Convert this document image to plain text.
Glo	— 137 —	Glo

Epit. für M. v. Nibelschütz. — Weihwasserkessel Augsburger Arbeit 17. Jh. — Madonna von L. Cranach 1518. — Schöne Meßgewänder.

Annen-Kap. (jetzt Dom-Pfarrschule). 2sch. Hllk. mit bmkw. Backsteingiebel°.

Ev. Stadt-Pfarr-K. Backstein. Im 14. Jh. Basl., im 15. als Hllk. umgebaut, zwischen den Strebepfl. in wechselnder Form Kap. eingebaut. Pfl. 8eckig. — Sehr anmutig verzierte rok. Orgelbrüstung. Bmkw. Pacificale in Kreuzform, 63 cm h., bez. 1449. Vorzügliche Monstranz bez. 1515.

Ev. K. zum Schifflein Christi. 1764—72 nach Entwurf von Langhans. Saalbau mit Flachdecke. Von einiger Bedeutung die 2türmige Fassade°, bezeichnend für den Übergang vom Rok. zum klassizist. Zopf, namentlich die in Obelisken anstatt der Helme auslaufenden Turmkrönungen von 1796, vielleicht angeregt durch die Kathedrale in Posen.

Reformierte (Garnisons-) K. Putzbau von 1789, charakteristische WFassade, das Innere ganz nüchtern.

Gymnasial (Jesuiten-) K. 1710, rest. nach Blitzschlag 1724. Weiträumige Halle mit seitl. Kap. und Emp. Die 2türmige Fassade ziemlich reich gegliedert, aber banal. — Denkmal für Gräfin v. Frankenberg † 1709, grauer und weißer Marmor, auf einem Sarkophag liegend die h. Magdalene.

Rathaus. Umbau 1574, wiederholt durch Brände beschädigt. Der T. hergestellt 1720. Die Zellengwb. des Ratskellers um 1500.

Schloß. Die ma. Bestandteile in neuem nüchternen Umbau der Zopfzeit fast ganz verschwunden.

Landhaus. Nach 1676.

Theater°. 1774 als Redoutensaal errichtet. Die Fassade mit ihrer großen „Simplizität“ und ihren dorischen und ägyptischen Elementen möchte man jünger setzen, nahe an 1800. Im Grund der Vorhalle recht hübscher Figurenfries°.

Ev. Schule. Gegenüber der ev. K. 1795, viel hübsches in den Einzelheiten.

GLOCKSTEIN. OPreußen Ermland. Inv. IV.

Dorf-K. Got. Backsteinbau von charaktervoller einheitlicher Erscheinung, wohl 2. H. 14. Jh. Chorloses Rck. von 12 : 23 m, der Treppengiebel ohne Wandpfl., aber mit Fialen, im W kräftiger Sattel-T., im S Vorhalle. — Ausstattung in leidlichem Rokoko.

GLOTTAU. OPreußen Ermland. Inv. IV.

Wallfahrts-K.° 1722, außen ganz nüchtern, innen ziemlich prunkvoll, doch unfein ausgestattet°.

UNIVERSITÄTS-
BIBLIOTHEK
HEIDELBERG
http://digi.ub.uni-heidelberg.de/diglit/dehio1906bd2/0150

-------------------------

# Exercise task:
Copy out every line from the data above that has "ziemlich" in it.

# Answer to this task:
Gymnasial (Jesuiten-) K. 1710, rest. nach Blitzschlag 1724. Weiträumige Halle mit seitl. Kap. und Emp. Die 2türmige Fassade ziemlich reich gegliedert, aber banal. — Denkmal für Gräfin v. Frankenberg † 1709, grauer und weißer Marmor, auf einem Sarkophag liegend die h. Magdalene.
Wallfahrts-K.° 1722, außen ganz nüchtern, innen ziemlich prunkvoll, doch unfein ausgestattet°.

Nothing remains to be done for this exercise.